- _Available data_
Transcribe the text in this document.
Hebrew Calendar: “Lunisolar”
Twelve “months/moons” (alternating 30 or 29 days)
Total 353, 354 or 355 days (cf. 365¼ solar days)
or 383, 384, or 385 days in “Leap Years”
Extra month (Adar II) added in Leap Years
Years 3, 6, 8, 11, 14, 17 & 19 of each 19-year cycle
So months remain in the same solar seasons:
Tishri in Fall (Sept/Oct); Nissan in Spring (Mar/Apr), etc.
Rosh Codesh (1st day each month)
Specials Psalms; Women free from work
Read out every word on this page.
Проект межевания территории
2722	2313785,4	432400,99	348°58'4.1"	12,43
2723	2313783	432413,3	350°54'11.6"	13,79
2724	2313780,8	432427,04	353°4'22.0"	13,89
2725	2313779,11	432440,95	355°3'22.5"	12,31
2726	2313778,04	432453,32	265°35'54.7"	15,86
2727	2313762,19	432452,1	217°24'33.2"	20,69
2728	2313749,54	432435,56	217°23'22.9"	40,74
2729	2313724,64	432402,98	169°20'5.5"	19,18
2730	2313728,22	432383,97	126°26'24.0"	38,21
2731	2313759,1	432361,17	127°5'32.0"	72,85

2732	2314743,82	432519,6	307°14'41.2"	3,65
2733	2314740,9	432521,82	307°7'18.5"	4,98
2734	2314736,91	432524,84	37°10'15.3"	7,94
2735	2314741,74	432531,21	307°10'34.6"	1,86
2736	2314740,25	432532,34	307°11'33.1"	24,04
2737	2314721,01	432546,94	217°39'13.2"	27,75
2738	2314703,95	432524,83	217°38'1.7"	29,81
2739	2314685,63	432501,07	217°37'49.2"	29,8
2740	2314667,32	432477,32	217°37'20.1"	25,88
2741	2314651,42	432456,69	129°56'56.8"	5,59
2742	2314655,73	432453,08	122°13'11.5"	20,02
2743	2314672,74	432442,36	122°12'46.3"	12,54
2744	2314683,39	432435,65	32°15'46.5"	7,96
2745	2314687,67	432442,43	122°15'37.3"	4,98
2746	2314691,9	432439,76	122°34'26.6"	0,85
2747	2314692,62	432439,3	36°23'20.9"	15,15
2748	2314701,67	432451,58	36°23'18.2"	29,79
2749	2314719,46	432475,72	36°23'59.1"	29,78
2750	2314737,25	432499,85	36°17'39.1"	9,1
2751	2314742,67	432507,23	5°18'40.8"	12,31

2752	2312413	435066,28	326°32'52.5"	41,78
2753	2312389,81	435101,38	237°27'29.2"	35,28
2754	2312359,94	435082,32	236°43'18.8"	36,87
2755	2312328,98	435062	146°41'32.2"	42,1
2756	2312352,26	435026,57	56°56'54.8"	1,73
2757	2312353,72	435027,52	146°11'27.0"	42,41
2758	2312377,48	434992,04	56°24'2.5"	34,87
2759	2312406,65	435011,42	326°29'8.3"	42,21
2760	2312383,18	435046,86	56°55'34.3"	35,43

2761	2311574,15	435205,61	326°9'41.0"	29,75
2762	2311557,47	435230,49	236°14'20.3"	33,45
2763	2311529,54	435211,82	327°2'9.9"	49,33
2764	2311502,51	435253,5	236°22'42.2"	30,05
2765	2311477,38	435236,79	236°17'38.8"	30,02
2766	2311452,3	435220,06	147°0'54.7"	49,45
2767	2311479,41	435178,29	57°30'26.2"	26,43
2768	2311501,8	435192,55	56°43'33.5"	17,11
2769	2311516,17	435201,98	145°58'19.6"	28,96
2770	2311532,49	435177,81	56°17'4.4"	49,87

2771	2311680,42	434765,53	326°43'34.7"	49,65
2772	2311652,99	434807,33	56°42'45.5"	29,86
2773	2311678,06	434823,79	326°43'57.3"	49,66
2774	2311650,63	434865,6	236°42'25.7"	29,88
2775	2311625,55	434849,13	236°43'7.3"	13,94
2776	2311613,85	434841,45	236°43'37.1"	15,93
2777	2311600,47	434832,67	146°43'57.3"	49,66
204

- _Aim of the task_
Find each line holding the word "days" and copy it.

- _Exercise output_
Twelve “months/moons” (alternating 30 or 29 days)
Total 353, 354 or 355 days (cf. 365¼ solar days)
or 383, 384, or 385 days in “Leap Years”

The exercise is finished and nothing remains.